►

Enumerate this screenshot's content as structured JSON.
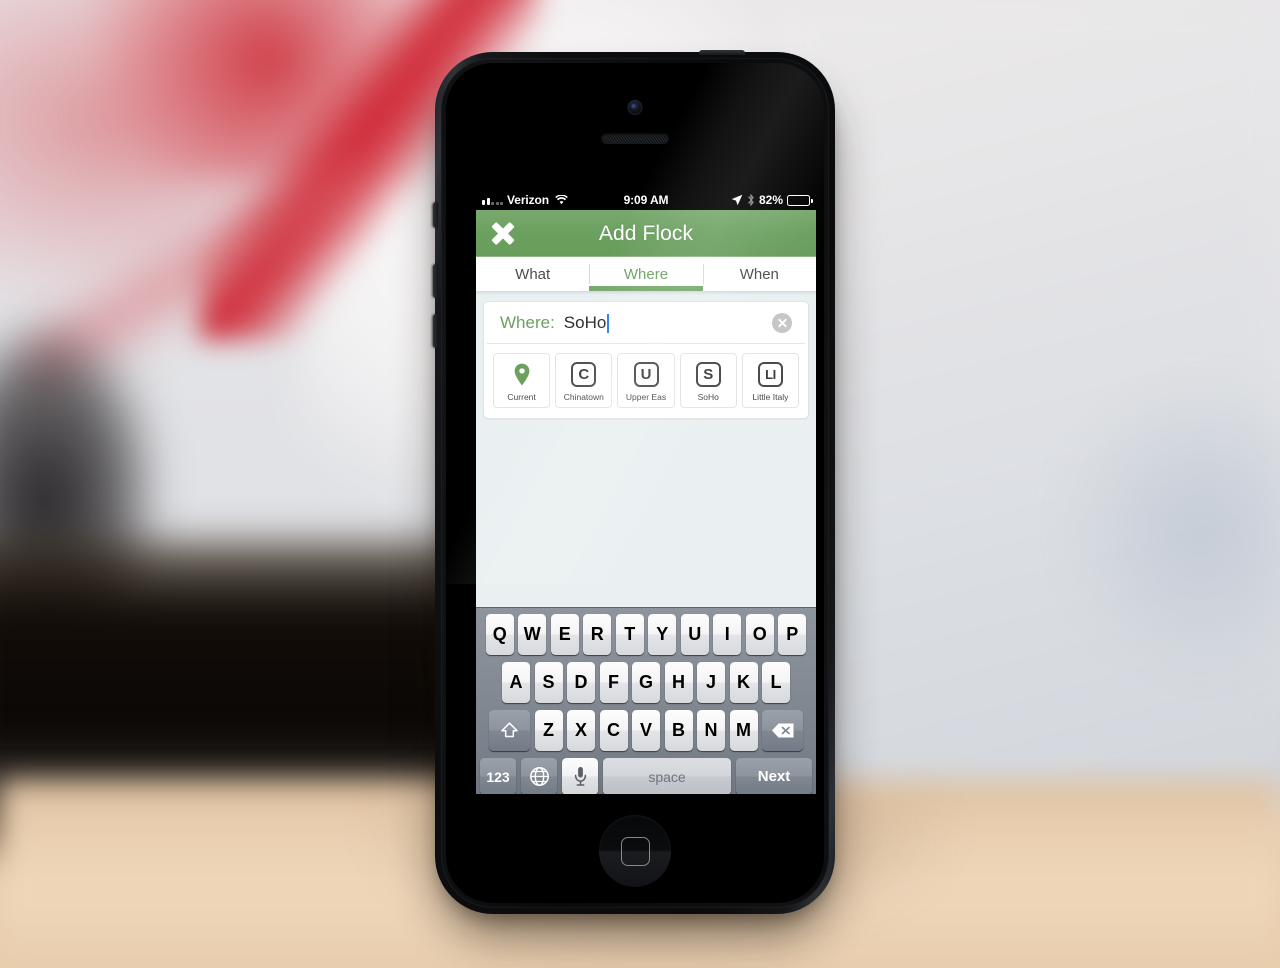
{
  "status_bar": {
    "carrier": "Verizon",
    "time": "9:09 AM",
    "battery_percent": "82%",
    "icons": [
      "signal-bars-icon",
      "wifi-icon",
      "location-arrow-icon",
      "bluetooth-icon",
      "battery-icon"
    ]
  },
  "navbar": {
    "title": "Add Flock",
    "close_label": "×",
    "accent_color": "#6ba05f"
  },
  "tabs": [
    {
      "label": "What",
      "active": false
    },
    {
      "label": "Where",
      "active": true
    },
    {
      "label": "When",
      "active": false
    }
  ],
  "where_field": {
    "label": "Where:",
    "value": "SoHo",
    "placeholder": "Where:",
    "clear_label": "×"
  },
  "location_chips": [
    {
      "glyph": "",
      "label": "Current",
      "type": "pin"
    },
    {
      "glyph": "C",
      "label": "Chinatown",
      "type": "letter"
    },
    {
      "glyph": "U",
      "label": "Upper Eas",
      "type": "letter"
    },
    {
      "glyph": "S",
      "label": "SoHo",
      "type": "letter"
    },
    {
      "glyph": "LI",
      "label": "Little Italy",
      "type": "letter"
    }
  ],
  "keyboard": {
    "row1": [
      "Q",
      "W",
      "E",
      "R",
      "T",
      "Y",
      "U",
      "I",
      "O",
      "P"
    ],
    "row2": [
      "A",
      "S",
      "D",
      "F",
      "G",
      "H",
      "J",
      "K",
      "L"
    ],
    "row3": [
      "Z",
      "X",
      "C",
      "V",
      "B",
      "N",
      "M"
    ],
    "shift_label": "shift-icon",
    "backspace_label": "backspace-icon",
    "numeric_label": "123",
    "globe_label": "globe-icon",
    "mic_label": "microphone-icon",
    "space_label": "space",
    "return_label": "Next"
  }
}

◄
►

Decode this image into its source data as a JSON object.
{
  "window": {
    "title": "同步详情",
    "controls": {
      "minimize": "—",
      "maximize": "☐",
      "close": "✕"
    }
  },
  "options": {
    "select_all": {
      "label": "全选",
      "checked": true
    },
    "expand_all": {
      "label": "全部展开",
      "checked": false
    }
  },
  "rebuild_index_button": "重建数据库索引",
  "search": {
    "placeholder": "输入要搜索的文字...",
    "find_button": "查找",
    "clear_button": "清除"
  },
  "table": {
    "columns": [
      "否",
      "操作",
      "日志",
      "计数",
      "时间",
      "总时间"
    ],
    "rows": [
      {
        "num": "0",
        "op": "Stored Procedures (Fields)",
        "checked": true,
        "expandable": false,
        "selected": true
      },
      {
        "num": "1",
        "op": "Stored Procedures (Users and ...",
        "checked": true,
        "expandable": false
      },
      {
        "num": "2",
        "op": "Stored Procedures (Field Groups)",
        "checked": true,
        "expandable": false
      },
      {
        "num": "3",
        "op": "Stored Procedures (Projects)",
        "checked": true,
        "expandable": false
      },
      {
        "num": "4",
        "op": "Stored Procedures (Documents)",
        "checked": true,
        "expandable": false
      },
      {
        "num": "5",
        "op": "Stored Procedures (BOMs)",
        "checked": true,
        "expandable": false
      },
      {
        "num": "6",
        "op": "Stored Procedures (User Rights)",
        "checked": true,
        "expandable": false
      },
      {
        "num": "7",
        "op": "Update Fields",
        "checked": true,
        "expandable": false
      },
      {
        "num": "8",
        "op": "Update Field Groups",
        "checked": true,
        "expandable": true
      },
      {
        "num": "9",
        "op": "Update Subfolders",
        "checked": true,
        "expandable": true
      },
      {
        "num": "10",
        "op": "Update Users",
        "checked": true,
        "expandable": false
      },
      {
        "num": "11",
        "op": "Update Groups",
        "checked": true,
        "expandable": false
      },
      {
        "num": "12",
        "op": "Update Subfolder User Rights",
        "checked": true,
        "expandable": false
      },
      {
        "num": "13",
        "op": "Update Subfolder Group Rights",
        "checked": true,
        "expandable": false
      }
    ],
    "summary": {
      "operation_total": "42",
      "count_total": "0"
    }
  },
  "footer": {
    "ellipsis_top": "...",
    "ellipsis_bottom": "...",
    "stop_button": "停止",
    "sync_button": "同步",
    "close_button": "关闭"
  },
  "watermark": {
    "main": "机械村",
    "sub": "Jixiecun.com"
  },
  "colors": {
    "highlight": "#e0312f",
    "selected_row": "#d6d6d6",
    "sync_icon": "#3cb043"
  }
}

◄

Problem to work on: Locate each line with the word "Rights" and copy it.

Output of the task:
        "op": "Stored Procedures (User Rights)",
        "op": "Update Subfolder User Rights",
        "op": "Update Subfolder Group Rights",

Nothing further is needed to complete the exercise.